Records from a data collection
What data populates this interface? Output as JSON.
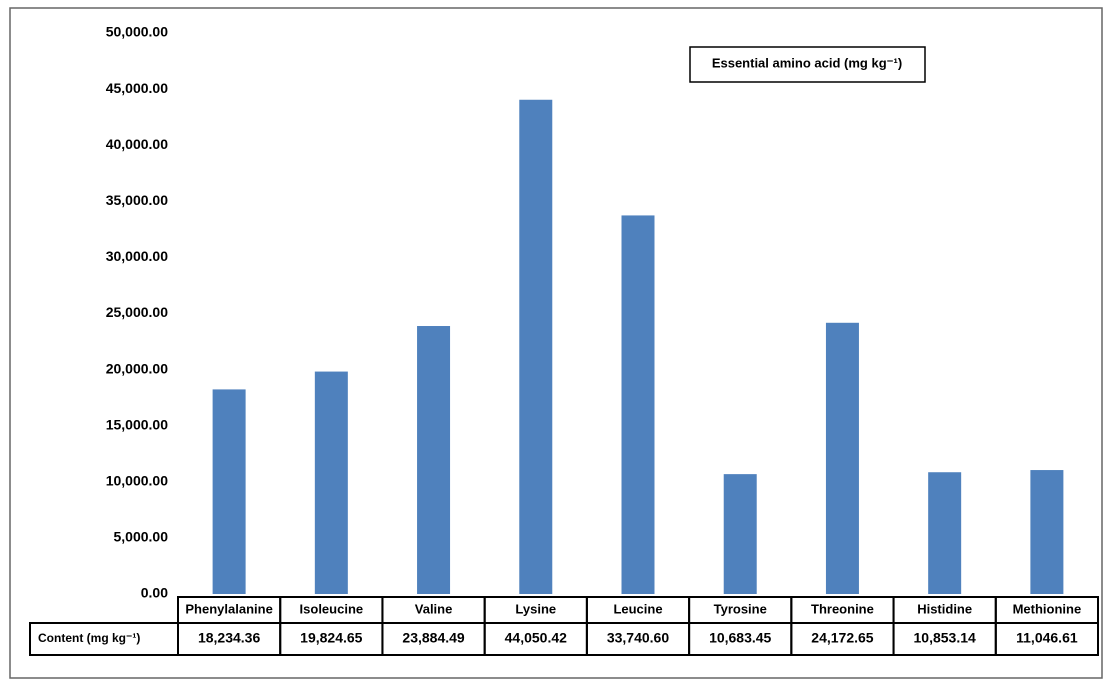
{
  "chart_data": {
    "type": "bar",
    "title": "Essential amino acid (mg kg⁻¹)",
    "categories": [
      "Phenylalanine",
      "Isoleucine",
      "Valine",
      "Lysine",
      "Leucine",
      "Tyrosine",
      "Threonine",
      "Histidine",
      "Methionine"
    ],
    "series": [
      {
        "name": "Content (mg kg⁻¹)",
        "color": "#4f81bd",
        "values": [
          18234.36,
          19824.65,
          23884.49,
          44050.42,
          33740.6,
          10683.45,
          24172.65,
          10853.14,
          11046.61
        ],
        "value_labels": [
          "18,234.36",
          "19,824.65",
          "23,884.49",
          "44,050.42",
          "33,740.60",
          "10,683.45",
          "24,172.65",
          "10,853.14",
          "11,046.61"
        ]
      }
    ],
    "ylim": [
      0,
      50000
    ],
    "yticks": [
      {
        "value": 0,
        "label": "0.00"
      },
      {
        "value": 5000,
        "label": "5,000.00"
      },
      {
        "value": 10000,
        "label": "10,000.00"
      },
      {
        "value": 15000,
        "label": "15,000.00"
      },
      {
        "value": 20000,
        "label": "20,000.00"
      },
      {
        "value": 25000,
        "label": "25,000.00"
      },
      {
        "value": 30000,
        "label": "30,000.00"
      },
      {
        "value": 35000,
        "label": "35,000.00"
      },
      {
        "value": 40000,
        "label": "40,000.00"
      },
      {
        "value": 45000,
        "label": "45,000.00"
      },
      {
        "value": 50000,
        "label": "50,000.00"
      }
    ]
  }
}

*The problem*. Without the pictures, print the records in full, exactly as they appear.

*Task response*.
What data populates this interface? Output as JSON.
{
  "chart_data": {
    "type": "bar",
    "title": "Essential amino acid (mg kg⁻¹)",
    "categories": [
      "Phenylalanine",
      "Isoleucine",
      "Valine",
      "Lysine",
      "Leucine",
      "Tyrosine",
      "Threonine",
      "Histidine",
      "Methionine"
    ],
    "series": [
      {
        "name": "Content (mg kg⁻¹)",
        "color": "#4f81bd",
        "values": [
          18234.36,
          19824.65,
          23884.49,
          44050.42,
          33740.6,
          10683.45,
          24172.65,
          10853.14,
          11046.61
        ],
        "value_labels": [
          "18,234.36",
          "19,824.65",
          "23,884.49",
          "44,050.42",
          "33,740.60",
          "10,683.45",
          "24,172.65",
          "10,853.14",
          "11,046.61"
        ]
      }
    ],
    "ylim": [
      0,
      50000
    ],
    "yticks": [
      {
        "value": 0,
        "label": "0.00"
      },
      {
        "value": 5000,
        "label": "5,000.00"
      },
      {
        "value": 10000,
        "label": "10,000.00"
      },
      {
        "value": 15000,
        "label": "15,000.00"
      },
      {
        "value": 20000,
        "label": "20,000.00"
      },
      {
        "value": 25000,
        "label": "25,000.00"
      },
      {
        "value": 30000,
        "label": "30,000.00"
      },
      {
        "value": 35000,
        "label": "35,000.00"
      },
      {
        "value": 40000,
        "label": "40,000.00"
      },
      {
        "value": 45000,
        "label": "45,000.00"
      },
      {
        "value": 50000,
        "label": "50,000.00"
      }
    ]
  }
}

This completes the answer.